Only lines holding the string "Notes" are wanted; copy each one from the material.

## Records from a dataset
►

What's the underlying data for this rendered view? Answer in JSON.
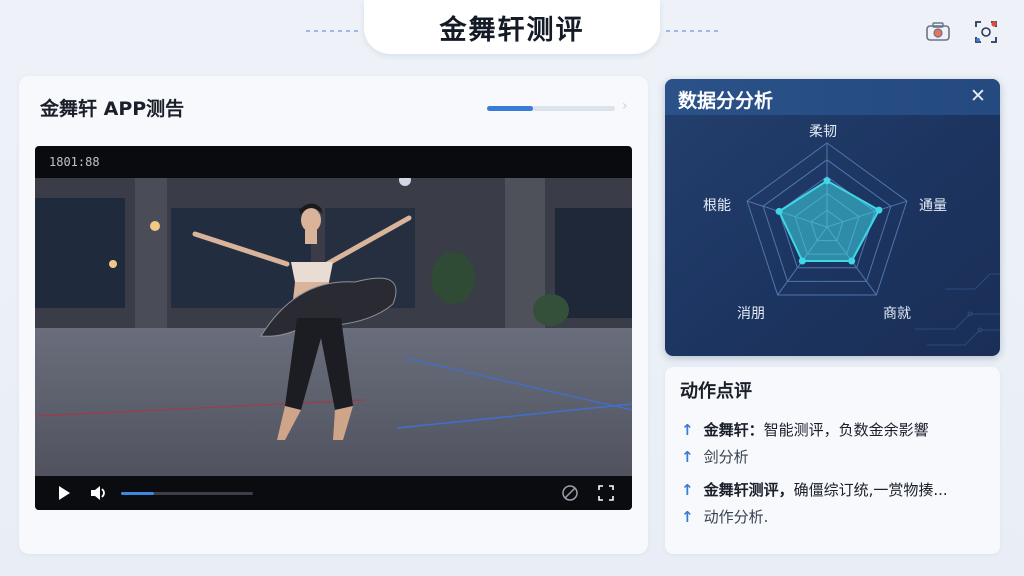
{
  "header": {
    "title": "金舞轩测评"
  },
  "left_panel": {
    "title": "金舞轩 APP测告",
    "load_progress": 0.36,
    "video": {
      "timecode": "1801:88",
      "seek_progress": 0.25
    }
  },
  "data_panel": {
    "title": "数据分分析",
    "close_label": "✕",
    "radar": {
      "axes": [
        "柔韧",
        "通量",
        "商就",
        "消朋",
        "根能"
      ],
      "values": [
        0.55,
        0.65,
        0.5,
        0.5,
        0.6
      ],
      "fill_color": "#3fd6e6"
    }
  },
  "review_panel": {
    "title": "动作点评",
    "items": [
      {
        "arrow": "↑",
        "bold": "金舞轩：",
        "text": "智能测评，负数金余影響"
      },
      {
        "arrow": "↑",
        "bold": "",
        "text": "剑分析"
      },
      {
        "arrow": "↑",
        "bold": "金舞轩测评，",
        "text": "确僵综订统,一赏物揍..."
      },
      {
        "arrow": "↑",
        "bold": "",
        "text": "动作分析."
      }
    ]
  },
  "colors": {
    "accent": "#3a7bd5",
    "panel_dark": "#1c3460"
  }
}
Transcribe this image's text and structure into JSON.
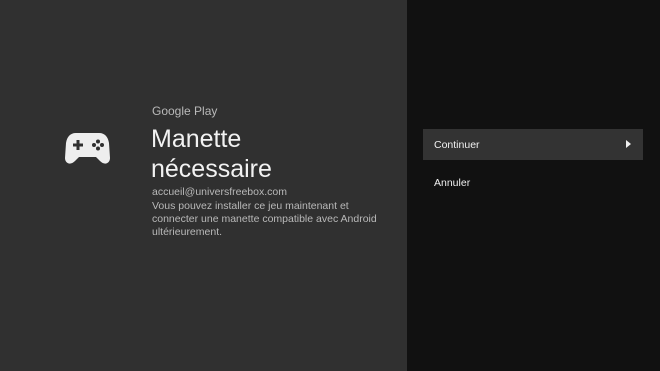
{
  "dialog": {
    "brand": "Google Play",
    "title_line1": "Manette",
    "title_line2": "nécessaire",
    "account": "accueil@universfreebox.com",
    "description": "Vous pouvez installer ce jeu maintenant et connecter une manette compatible avec Android ultérieurement.",
    "icon": "gamepad-icon"
  },
  "actions": {
    "continue_label": "Continuer",
    "cancel_label": "Annuler",
    "continue_icon": "play-arrow-icon"
  },
  "colors": {
    "left_background": "#303030",
    "right_background": "#111111",
    "focused_item": "#333333",
    "title_text": "#f2f2f2",
    "secondary_text": "#b9b9b9"
  }
}
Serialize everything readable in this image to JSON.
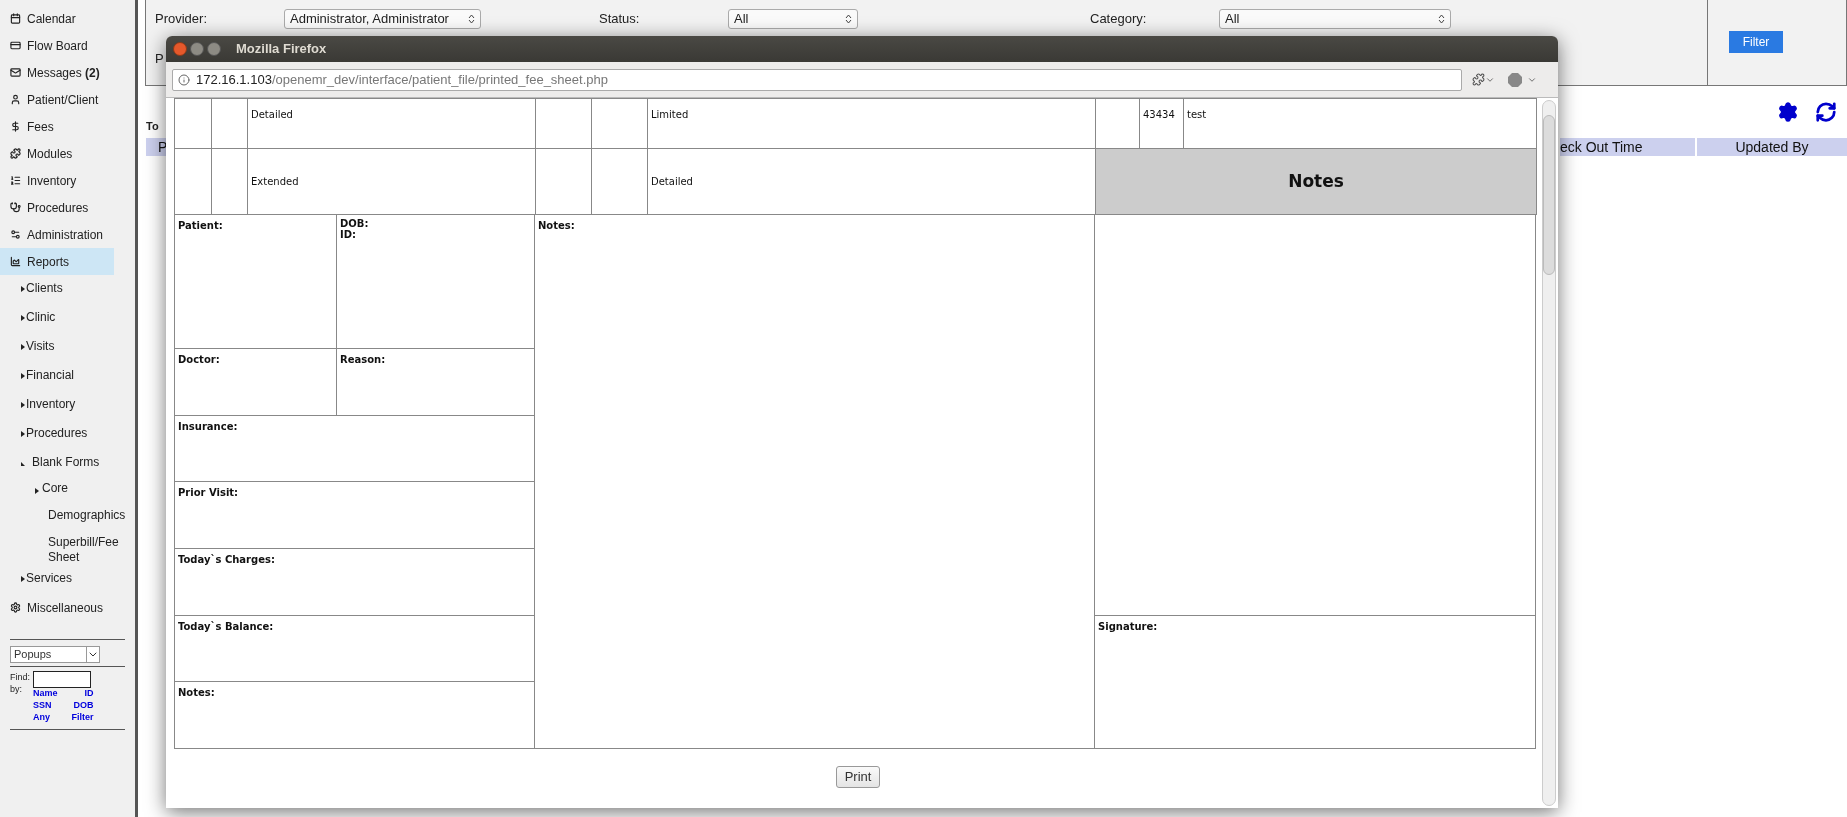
{
  "sidebar": {
    "items": [
      {
        "label": "Calendar",
        "selected": false
      },
      {
        "label": "Flow Board",
        "selected": false
      },
      {
        "label": "Messages **(2)**",
        "selected": false
      },
      {
        "label": "Patient/Client",
        "selected": false
      },
      {
        "label": "Fees",
        "selected": false
      },
      {
        "label": "Modules",
        "selected": false
      },
      {
        "label": "Inventory",
        "selected": false
      },
      {
        "label": "Procedures",
        "selected": false
      },
      {
        "label": "Administration",
        "selected": false
      },
      {
        "label": "Reports",
        "selected": true,
        "children": [
          {
            "label": "Clients",
            "expanded": false
          },
          {
            "label": "Clinic",
            "expanded": false
          },
          {
            "label": "Visits",
            "expanded": false
          },
          {
            "label": "Financial",
            "expanded": false
          },
          {
            "label": "Inventory",
            "expanded": false
          },
          {
            "label": "Procedures",
            "expanded": false
          },
          {
            "label": "Blank Forms",
            "expanded": true,
            "children": [
              {
                "label": "Core",
                "expanded": false
              },
              {
                "label": "Demographics"
              },
              {
                "label": "Superbill/Fee Sheet"
              }
            ]
          },
          {
            "label": "Services",
            "expanded": false
          }
        ]
      },
      {
        "label": "Miscellaneous",
        "selected": false
      }
    ],
    "popup_select": {
      "value": "Popups"
    },
    "find": {
      "label": "Find:",
      "by_label": "by:",
      "links": [
        "Name",
        "ID",
        "SSN",
        "DOB",
        "Any",
        "Filter"
      ]
    }
  },
  "filters": {
    "fields": [
      {
        "label": "Provider:",
        "value": "Administrator, Administrator"
      },
      {
        "label": "Status:",
        "value": "All"
      },
      {
        "label": "Category:",
        "value": "All"
      }
    ],
    "partial_label": "P",
    "button": "Filter"
  },
  "page": {
    "partial_total": "To",
    "columns": [
      "P",
      "eck Out Time",
      "Updated By"
    ]
  },
  "popup": {
    "title": "Mozilla Firefox",
    "url_host": "172.16.1.103",
    "url_path": "/openemr_dev/interface/patient_file/printed_fee_sheet.php",
    "rows": [
      [
        "",
        "",
        "Detailed",
        "",
        "",
        "Limited",
        "",
        "43434",
        "test"
      ],
      [
        "",
        "",
        "Extended",
        "",
        "",
        "Detailed"
      ]
    ],
    "notes_heading": "Notes",
    "left_fields": [
      [
        "Patient:",
        "DOB:",
        "ID:"
      ],
      [
        "Doctor:",
        "Reason:"
      ],
      [
        "Insurance:"
      ],
      [
        "Prior Visit:"
      ],
      [
        "Today`s Charges:"
      ],
      [
        "Today`s Balance:"
      ],
      [
        "Notes:"
      ]
    ],
    "middle_label": "Notes:",
    "signature_label": "Signature:",
    "print_button": "Print"
  }
}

◄

## Solution
    "notes_heading": "Notes",
        "Notes:"
    "middle_label": "Notes:",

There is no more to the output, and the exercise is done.